## What you should do:
Pick out the lines in the listing below that contain the word "name" and copy them.

## Dataset excerpt:
────────────────────────────────────────
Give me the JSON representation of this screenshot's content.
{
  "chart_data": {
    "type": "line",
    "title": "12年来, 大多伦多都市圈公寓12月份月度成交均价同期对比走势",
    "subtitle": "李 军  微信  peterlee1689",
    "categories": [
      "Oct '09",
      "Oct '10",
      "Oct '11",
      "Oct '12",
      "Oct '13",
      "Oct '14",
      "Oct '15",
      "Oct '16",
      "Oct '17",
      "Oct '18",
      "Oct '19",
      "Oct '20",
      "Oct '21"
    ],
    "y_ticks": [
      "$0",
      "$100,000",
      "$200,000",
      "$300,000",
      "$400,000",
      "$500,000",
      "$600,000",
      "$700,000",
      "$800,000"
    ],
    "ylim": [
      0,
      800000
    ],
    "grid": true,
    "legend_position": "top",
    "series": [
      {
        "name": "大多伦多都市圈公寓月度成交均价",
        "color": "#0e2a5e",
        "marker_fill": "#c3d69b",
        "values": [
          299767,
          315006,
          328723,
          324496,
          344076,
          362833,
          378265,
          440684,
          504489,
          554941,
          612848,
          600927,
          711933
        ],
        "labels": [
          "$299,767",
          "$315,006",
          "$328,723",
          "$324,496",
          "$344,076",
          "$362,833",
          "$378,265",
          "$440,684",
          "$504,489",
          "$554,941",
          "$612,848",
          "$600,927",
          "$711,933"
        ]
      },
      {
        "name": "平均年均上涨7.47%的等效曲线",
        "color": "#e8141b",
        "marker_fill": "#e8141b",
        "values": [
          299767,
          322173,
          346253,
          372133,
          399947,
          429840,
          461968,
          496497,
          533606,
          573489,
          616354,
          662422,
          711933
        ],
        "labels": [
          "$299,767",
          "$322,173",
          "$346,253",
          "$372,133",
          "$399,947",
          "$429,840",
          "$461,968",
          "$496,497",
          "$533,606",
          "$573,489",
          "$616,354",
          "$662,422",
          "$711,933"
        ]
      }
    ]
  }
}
────────────────────────────────────────
## Task solution:
        "name": "大多伦多都市圈公寓月度成交均价",
        "name": "平均年均上涨7.47%的等效曲线",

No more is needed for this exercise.